Exercise prompt:
Print each line of the listing once more, precisely as given.

Some records:
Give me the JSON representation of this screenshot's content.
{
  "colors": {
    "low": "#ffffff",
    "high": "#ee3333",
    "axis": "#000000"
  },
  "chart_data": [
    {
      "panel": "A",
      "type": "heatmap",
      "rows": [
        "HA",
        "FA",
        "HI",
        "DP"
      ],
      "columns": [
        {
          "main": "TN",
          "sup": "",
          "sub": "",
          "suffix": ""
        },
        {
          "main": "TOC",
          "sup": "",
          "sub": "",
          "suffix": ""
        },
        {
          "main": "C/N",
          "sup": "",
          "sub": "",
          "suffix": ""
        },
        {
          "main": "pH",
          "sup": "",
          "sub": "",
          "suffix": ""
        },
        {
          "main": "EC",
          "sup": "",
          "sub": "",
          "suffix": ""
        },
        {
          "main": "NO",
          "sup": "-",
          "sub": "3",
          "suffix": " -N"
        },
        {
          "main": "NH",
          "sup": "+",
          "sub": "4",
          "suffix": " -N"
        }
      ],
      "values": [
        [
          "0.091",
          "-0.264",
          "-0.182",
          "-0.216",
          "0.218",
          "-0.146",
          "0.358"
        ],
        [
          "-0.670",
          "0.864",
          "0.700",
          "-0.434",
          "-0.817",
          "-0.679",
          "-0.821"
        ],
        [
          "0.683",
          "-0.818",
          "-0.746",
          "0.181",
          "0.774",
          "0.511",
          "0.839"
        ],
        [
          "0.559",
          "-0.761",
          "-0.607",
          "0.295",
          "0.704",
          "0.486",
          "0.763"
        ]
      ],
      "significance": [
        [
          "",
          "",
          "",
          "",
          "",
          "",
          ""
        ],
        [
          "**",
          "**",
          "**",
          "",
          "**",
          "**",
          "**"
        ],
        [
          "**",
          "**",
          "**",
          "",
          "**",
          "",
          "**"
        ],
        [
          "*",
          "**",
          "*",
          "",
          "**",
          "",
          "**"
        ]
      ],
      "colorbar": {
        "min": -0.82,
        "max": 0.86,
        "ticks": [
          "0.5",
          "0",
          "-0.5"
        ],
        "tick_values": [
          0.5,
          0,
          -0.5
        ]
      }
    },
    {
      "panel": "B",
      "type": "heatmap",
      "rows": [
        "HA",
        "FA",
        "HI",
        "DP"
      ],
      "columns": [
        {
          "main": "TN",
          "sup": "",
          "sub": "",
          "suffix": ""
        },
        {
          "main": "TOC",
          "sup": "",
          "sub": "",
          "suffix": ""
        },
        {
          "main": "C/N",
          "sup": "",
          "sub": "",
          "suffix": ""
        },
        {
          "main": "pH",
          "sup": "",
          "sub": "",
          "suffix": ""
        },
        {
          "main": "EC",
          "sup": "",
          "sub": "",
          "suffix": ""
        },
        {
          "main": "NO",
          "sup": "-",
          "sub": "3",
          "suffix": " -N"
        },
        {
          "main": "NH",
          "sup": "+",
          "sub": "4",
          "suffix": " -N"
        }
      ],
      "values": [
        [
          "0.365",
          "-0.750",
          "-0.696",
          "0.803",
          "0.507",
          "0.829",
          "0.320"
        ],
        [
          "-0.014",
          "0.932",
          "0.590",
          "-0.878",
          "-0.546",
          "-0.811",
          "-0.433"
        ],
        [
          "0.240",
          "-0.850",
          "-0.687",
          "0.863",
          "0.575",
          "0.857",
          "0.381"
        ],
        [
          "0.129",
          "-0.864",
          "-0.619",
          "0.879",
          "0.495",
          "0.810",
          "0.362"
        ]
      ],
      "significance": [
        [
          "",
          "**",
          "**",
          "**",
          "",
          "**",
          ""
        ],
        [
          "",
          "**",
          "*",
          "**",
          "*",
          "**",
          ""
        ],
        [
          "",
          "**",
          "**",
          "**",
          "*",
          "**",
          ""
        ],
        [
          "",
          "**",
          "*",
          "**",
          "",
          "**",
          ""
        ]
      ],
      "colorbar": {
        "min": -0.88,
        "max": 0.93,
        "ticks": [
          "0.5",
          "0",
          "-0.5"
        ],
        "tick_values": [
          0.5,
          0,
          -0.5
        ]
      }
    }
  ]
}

Expected answer:
Give me the JSON representation of this screenshot's content.
{
  "colors": {
    "low": "#ffffff",
    "high": "#ee3333",
    "axis": "#000000"
  },
  "chart_data": [
    {
      "panel": "A",
      "type": "heatmap",
      "rows": [
        "HA",
        "FA",
        "HI",
        "DP"
      ],
      "columns": [
        {
          "main": "TN",
          "sup": "",
          "sub": "",
          "suffix": ""
        },
        {
          "main": "TOC",
          "sup": "",
          "sub": "",
          "suffix": ""
        },
        {
          "main": "C/N",
          "sup": "",
          "sub": "",
          "suffix": ""
        },
        {
          "main": "pH",
          "sup": "",
          "sub": "",
          "suffix": ""
        },
        {
          "main": "EC",
          "sup": "",
          "sub": "",
          "suffix": ""
        },
        {
          "main": "NO",
          "sup": "-",
          "sub": "3",
          "suffix": " -N"
        },
        {
          "main": "NH",
          "sup": "+",
          "sub": "4",
          "suffix": " -N"
        }
      ],
      "values": [
        [
          "0.091",
          "-0.264",
          "-0.182",
          "-0.216",
          "0.218",
          "-0.146",
          "0.358"
        ],
        [
          "-0.670",
          "0.864",
          "0.700",
          "-0.434",
          "-0.817",
          "-0.679",
          "-0.821"
        ],
        [
          "0.683",
          "-0.818",
          "-0.746",
          "0.181",
          "0.774",
          "0.511",
          "0.839"
        ],
        [
          "0.559",
          "-0.761",
          "-0.607",
          "0.295",
          "0.704",
          "0.486",
          "0.763"
        ]
      ],
      "significance": [
        [
          "",
          "",
          "",
          "",
          "",
          "",
          ""
        ],
        [
          "**",
          "**",
          "**",
          "",
          "**",
          "**",
          "**"
        ],
        [
          "**",
          "**",
          "**",
          "",
          "**",
          "",
          "**"
        ],
        [
          "*",
          "**",
          "*",
          "",
          "**",
          "",
          "**"
        ]
      ],
      "colorbar": {
        "min": -0.82,
        "max": 0.86,
        "ticks": [
          "0.5",
          "0",
          "-0.5"
        ],
        "tick_values": [
          0.5,
          0,
          -0.5
        ]
      }
    },
    {
      "panel": "B",
      "type": "heatmap",
      "rows": [
        "HA",
        "FA",
        "HI",
        "DP"
      ],
      "columns": [
        {
          "main": "TN",
          "sup": "",
          "sub": "",
          "suffix": ""
        },
        {
          "main": "TOC",
          "sup": "",
          "sub": "",
          "suffix": ""
        },
        {
          "main": "C/N",
          "sup": "",
          "sub": "",
          "suffix": ""
        },
        {
          "main": "pH",
          "sup": "",
          "sub": "",
          "suffix": ""
        },
        {
          "main": "EC",
          "sup": "",
          "sub": "",
          "suffix": ""
        },
        {
          "main": "NO",
          "sup": "-",
          "sub": "3",
          "suffix": " -N"
        },
        {
          "main": "NH",
          "sup": "+",
          "sub": "4",
          "suffix": " -N"
        }
      ],
      "values": [
        [
          "0.365",
          "-0.750",
          "-0.696",
          "0.803",
          "0.507",
          "0.829",
          "0.320"
        ],
        [
          "-0.014",
          "0.932",
          "0.590",
          "-0.878",
          "-0.546",
          "-0.811",
          "-0.433"
        ],
        [
          "0.240",
          "-0.850",
          "-0.687",
          "0.863",
          "0.575",
          "0.857",
          "0.381"
        ],
        [
          "0.129",
          "-0.864",
          "-0.619",
          "0.879",
          "0.495",
          "0.810",
          "0.362"
        ]
      ],
      "significance": [
        [
          "",
          "**",
          "**",
          "**",
          "",
          "**",
          ""
        ],
        [
          "",
          "**",
          "*",
          "**",
          "*",
          "**",
          ""
        ],
        [
          "",
          "**",
          "**",
          "**",
          "*",
          "**",
          ""
        ],
        [
          "",
          "**",
          "*",
          "**",
          "",
          "**",
          ""
        ]
      ],
      "colorbar": {
        "min": -0.88,
        "max": 0.93,
        "ticks": [
          "0.5",
          "0",
          "-0.5"
        ],
        "tick_values": [
          0.5,
          0,
          -0.5
        ]
      }
    }
  ]
}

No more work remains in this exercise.